Please gather each line from the records below that contains the string "title" and copy those lines in full.

Annotated region listings
************

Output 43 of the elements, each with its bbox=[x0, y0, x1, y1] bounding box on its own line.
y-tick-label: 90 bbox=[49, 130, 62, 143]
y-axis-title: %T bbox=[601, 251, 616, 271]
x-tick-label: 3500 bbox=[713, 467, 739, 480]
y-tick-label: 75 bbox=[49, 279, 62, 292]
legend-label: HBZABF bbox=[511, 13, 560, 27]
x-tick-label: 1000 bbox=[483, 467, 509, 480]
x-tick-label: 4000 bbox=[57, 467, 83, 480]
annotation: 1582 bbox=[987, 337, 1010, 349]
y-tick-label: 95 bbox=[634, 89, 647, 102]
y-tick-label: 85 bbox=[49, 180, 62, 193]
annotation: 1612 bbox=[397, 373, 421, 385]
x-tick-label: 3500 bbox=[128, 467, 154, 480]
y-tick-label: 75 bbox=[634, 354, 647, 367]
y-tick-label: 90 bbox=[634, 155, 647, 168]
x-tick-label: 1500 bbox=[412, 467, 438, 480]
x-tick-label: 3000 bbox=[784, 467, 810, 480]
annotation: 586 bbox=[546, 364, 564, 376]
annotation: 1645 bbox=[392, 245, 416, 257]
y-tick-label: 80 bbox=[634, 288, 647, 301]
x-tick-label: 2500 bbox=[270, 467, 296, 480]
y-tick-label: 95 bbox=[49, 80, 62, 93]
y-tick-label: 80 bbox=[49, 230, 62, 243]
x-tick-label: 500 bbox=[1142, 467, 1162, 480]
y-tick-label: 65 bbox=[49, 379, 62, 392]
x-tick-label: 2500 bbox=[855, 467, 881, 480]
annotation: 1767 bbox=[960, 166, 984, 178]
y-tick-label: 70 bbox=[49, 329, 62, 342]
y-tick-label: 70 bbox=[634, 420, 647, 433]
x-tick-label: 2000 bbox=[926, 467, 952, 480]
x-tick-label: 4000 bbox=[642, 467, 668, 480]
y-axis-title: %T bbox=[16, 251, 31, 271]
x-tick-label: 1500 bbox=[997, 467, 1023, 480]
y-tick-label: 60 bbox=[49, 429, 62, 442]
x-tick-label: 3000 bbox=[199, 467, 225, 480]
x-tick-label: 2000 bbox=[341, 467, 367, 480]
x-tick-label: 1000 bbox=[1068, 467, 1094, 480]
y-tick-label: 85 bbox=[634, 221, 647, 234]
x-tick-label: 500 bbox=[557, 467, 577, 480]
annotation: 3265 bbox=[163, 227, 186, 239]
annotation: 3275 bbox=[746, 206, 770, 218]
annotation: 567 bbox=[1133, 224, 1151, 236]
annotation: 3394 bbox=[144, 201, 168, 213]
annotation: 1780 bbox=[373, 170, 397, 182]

************

(Expected answer):
y-axis-title: %T bbox=[601, 251, 616, 271]
y-axis-title: %T bbox=[16, 251, 31, 271]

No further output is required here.